## Instructions to follow
Write the records out again exactly, leaving no images in.

## Record extracts
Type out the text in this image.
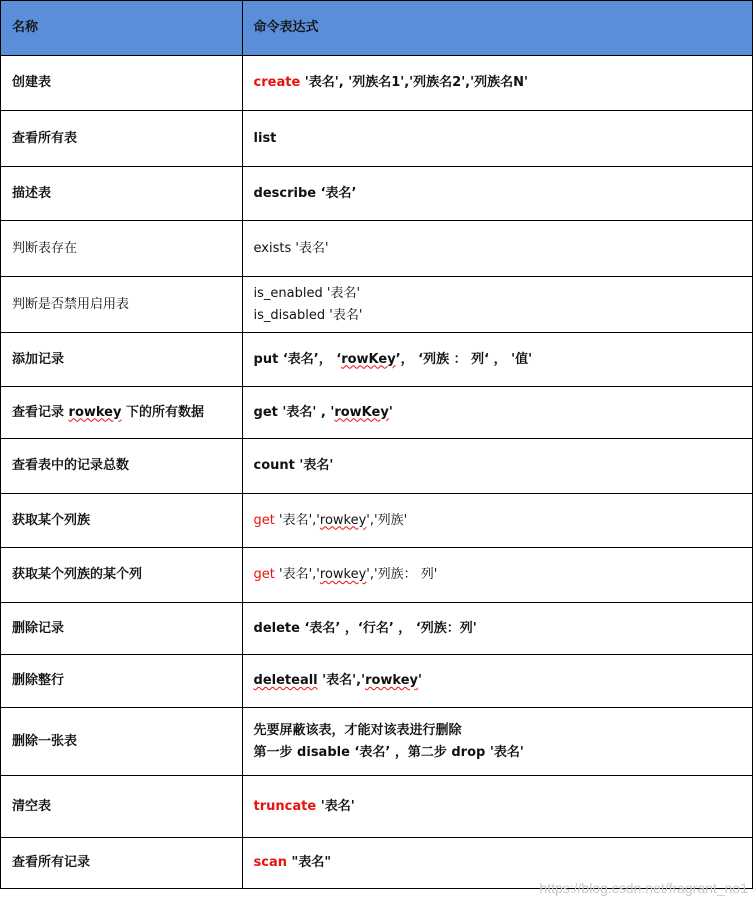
名称	命令表达式
创建表	create '表名', '列族名1','列族名2','列族名N'
查看所有表	list
描述表	describe ‘表名’
判断表存在	exists '表名'
判断是否禁用启用表	is_enabled '表名'
is_disabled '表名'

添加记录	put ‘表名’， ‘rowKey’， ‘列族 ： 列‘ ， '值'
查看记录 rowkey 下的所有数据	get '表名' , 'rowKey'
查看表中的记录总数	count '表名'
获取某个列族	get '表名','rowkey','列族'
获取某个列族的某个列	get '表名','rowkey','列族： 列'
删除记录	delete ‘表名’ ，‘行名’ ， ‘列族：列'
删除整行	deleteall '表名','rowkey'
删除一张表	先要屏蔽该表，才能对该表进行删除
第一步 disable ‘表名’ ，第二步 drop '表名'

清空表	truncate '表名'
查看所有记录	scan "表名"
https://blog.csdn.net/fragrant_no1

## Full answer
Type out the text in this image.
名称	命令表达式
创建表	create '表名', '列族名1','列族名2','列族名N'
查看所有表	list
描述表	describe ‘表名’
判断表存在	exists '表名'
判断是否禁用启用表	is_enabled '表名'
is_disabled '表名'

添加记录	put ‘表名’， ‘rowKey’， ‘列族 ： 列‘ ， '值'
查看记录 rowkey 下的所有数据	get '表名' , 'rowKey'
查看表中的记录总数	count '表名'
获取某个列族	get '表名','rowkey','列族'
获取某个列族的某个列	get '表名','rowkey','列族： 列'
删除记录	delete ‘表名’ ，‘行名’ ， ‘列族：列'
删除整行	deleteall '表名','rowkey'
删除一张表	先要屏蔽该表，才能对该表进行删除
第一步 disable ‘表名’ ，第二步 drop '表名'

清空表	truncate '表名'
查看所有记录	scan "表名"
https://blog.csdn.net/fragrant_no1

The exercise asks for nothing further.